■ **Given instruction**
Identify all lines of the data containing the string "Nelson" and copy them.

■ **Records**

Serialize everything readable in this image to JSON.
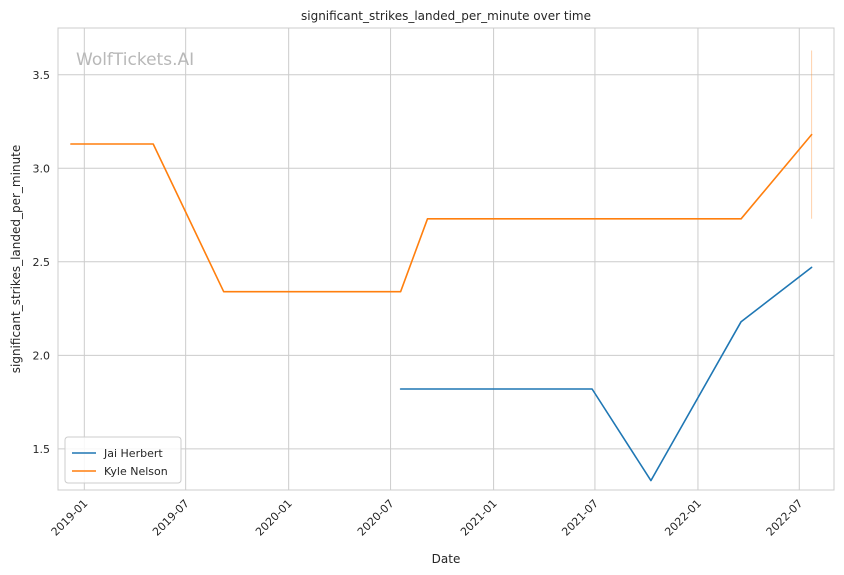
{
  "chart_data": {
    "type": "line",
    "title": "significant_strikes_landed_per_minute over time",
    "xlabel": "Date",
    "ylabel": "significant_strikes_landed_per_minute",
    "watermark": "WolfTickets.AI",
    "x_axis_type": "date",
    "xlim": [
      "2018-11-15",
      "2022-09-01"
    ],
    "ylim": [
      1.28,
      3.75
    ],
    "x_ticks": [
      "2019-01-01",
      "2019-07-01",
      "2020-01-01",
      "2020-07-01",
      "2021-01-01",
      "2021-07-01",
      "2022-01-01",
      "2022-07-01"
    ],
    "x_tick_labels": [
      "2019-01",
      "2019-07",
      "2020-01",
      "2020-07",
      "2021-01",
      "2021-07",
      "2022-01",
      "2022-07"
    ],
    "y_ticks": [
      1.5,
      2.0,
      2.5,
      3.0,
      3.5
    ],
    "y_tick_labels": [
      "1.5",
      "2.0",
      "2.5",
      "3.0",
      "3.5"
    ],
    "grid": true,
    "legend_position": "lower-left",
    "series": [
      {
        "name": "Jai Herbert",
        "color": "#1f77b4",
        "x": [
          "2020-07-19",
          "2021-06-26",
          "2021-10-09",
          "2022-03-19",
          "2022-07-23"
        ],
        "y": [
          1.82,
          1.82,
          1.33,
          2.18,
          2.47
        ]
      },
      {
        "name": "Kyle Nelson",
        "color": "#ff7f0e",
        "x": [
          "2018-12-08",
          "2019-05-04",
          "2019-09-07",
          "2020-07-19",
          "2020-09-05",
          "2022-03-19",
          "2022-07-23"
        ],
        "y": [
          3.13,
          3.13,
          2.34,
          2.34,
          2.73,
          2.73,
          3.18
        ]
      }
    ],
    "error_band": {
      "series": "Kyle Nelson",
      "x": "2022-07-23",
      "y_low": 2.73,
      "y_high": 3.63
    }
  }
}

■ **Task answer**
        "name": "Kyle Nelson",
      "series": "Kyle Nelson",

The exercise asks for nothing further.